Dati di partenza.
□ □ □
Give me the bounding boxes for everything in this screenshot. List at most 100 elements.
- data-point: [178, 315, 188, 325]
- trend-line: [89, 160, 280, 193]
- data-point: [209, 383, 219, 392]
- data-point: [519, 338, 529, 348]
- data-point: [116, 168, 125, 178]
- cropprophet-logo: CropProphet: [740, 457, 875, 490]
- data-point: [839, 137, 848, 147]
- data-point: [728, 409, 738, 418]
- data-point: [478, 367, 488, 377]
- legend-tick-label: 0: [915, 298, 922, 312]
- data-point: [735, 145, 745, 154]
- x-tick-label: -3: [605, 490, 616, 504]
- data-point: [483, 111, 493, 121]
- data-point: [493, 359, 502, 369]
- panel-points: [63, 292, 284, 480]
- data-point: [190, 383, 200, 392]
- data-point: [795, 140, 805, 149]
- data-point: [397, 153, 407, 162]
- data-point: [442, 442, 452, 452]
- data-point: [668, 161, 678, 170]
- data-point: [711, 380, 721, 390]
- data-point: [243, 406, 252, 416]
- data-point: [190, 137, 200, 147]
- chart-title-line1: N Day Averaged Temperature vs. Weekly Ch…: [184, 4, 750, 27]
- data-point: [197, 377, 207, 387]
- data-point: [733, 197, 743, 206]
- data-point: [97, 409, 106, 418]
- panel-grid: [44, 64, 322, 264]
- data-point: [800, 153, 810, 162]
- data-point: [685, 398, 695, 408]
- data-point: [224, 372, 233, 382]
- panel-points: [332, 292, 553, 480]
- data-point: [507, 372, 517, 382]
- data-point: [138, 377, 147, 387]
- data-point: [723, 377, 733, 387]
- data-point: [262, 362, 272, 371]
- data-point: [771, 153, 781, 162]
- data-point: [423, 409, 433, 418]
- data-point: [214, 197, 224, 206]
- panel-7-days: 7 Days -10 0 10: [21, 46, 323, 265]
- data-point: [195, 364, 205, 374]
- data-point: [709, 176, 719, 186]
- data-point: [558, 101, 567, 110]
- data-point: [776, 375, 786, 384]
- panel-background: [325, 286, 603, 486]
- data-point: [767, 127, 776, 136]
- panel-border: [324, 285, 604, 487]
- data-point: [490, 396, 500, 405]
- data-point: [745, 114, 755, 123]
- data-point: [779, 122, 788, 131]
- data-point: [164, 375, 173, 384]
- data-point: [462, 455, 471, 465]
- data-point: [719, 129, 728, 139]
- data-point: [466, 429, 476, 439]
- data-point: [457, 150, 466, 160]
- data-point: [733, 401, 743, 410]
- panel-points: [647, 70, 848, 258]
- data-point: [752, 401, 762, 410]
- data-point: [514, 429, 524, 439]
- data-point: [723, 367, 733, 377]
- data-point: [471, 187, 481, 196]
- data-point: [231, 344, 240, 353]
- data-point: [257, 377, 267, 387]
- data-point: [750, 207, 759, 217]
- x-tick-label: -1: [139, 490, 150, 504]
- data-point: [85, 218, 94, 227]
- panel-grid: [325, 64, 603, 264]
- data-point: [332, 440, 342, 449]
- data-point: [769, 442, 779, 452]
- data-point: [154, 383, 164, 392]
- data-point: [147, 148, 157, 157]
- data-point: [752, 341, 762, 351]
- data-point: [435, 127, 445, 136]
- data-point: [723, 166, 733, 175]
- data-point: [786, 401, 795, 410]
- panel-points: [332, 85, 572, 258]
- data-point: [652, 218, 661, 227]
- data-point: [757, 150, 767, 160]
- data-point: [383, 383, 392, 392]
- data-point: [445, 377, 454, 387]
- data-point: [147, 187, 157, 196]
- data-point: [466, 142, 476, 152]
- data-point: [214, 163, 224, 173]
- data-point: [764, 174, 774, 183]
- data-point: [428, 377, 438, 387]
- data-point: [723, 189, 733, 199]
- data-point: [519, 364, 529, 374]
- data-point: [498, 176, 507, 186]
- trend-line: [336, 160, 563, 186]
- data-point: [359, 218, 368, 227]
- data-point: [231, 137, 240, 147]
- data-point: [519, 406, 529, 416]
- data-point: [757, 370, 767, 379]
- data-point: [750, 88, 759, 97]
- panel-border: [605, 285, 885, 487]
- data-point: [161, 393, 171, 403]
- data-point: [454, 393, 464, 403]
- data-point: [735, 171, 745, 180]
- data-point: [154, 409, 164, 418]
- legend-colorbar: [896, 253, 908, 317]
□ □ □
Consegna.
Trascrivi l'elenco riportato sopra parola per parola, senza cambiare nulla.

Risposta.
Give me the bounding boxes for everything in this screenshot. List at most 100 elements.
- data-point: [178, 315, 188, 325]
- trend-line: [89, 160, 280, 193]
- data-point: [209, 383, 219, 392]
- data-point: [519, 338, 529, 348]
- data-point: [116, 168, 125, 178]
- cropprophet-logo: CropProphet: [740, 457, 875, 490]
- data-point: [839, 137, 848, 147]
- data-point: [728, 409, 738, 418]
- data-point: [478, 367, 488, 377]
- legend-tick-label: 0: [915, 298, 922, 312]
- data-point: [735, 145, 745, 154]
- x-tick-label: -3: [605, 490, 616, 504]
- data-point: [483, 111, 493, 121]
- data-point: [493, 359, 502, 369]
- panel-points: [63, 292, 284, 480]
- data-point: [190, 383, 200, 392]
- data-point: [795, 140, 805, 149]
- data-point: [397, 153, 407, 162]
- data-point: [442, 442, 452, 452]
- data-point: [668, 161, 678, 170]
- data-point: [711, 380, 721, 390]
- data-point: [243, 406, 252, 416]
- data-point: [190, 137, 200, 147]
- chart-title-line1: N Day Averaged Temperature vs. Weekly Ch…: [184, 4, 750, 27]
- data-point: [197, 377, 207, 387]
- data-point: [733, 197, 743, 206]
- data-point: [97, 409, 106, 418]
- panel-grid: [44, 64, 322, 264]
- data-point: [800, 153, 810, 162]
- data-point: [685, 398, 695, 408]
- data-point: [224, 372, 233, 382]
- panel-points: [332, 292, 553, 480]
- data-point: [507, 372, 517, 382]
- data-point: [138, 377, 147, 387]
- data-point: [723, 377, 733, 387]
- data-point: [262, 362, 272, 371]
- data-point: [771, 153, 781, 162]
- data-point: [423, 409, 433, 418]
- data-point: [214, 197, 224, 206]
- panel-7-days: 7 Days -10 0 10: [21, 46, 323, 265]
- data-point: [195, 364, 205, 374]
- data-point: [709, 176, 719, 186]
- data-point: [558, 101, 567, 110]
- data-point: [776, 375, 786, 384]
- panel-background: [325, 286, 603, 486]
- data-point: [767, 127, 776, 136]
- panel-border: [324, 285, 604, 487]
- data-point: [490, 396, 500, 405]
- data-point: [745, 114, 755, 123]
- data-point: [779, 122, 788, 131]
- data-point: [164, 375, 173, 384]
- data-point: [462, 455, 471, 465]
- data-point: [719, 129, 728, 139]
- data-point: [466, 429, 476, 439]
- data-point: [457, 150, 466, 160]
- data-point: [733, 401, 743, 410]
- panel-points: [647, 70, 848, 258]
- data-point: [752, 401, 762, 410]
- data-point: [514, 429, 524, 439]
- data-point: [723, 367, 733, 377]
- data-point: [471, 187, 481, 196]
- data-point: [231, 344, 240, 353]
- data-point: [257, 377, 267, 387]
- data-point: [750, 207, 759, 217]
- x-tick-label: -1: [139, 490, 150, 504]
- data-point: [85, 218, 94, 227]
- panel-grid: [325, 64, 603, 264]
- data-point: [332, 440, 342, 449]
- data-point: [769, 442, 779, 452]
- data-point: [154, 383, 164, 392]
- data-point: [147, 148, 157, 157]
- data-point: [752, 341, 762, 351]
- data-point: [435, 127, 445, 136]
- data-point: [723, 166, 733, 175]
- data-point: [786, 401, 795, 410]
- panel-points: [332, 85, 572, 258]
- data-point: [652, 218, 661, 227]
- data-point: [757, 150, 767, 160]
- data-point: [383, 383, 392, 392]
- data-point: [445, 377, 454, 387]
- data-point: [147, 187, 157, 196]
- data-point: [466, 142, 476, 152]
- data-point: [214, 163, 224, 173]
- data-point: [764, 174, 774, 183]
- data-point: [428, 377, 438, 387]
- data-point: [723, 189, 733, 199]
- data-point: [519, 364, 529, 374]
- data-point: [498, 176, 507, 186]
- trend-line: [336, 160, 563, 186]
- data-point: [359, 218, 368, 227]
- data-point: [231, 137, 240, 147]
- data-point: [519, 406, 529, 416]
- data-point: [757, 370, 767, 379]
- data-point: [750, 88, 759, 97]
- panel-border: [605, 285, 885, 487]
- data-point: [161, 393, 171, 403]
- data-point: [454, 393, 464, 403]
- data-point: [735, 171, 745, 180]
- data-point: [154, 409, 164, 418]
- legend-colorbar: [896, 253, 908, 317]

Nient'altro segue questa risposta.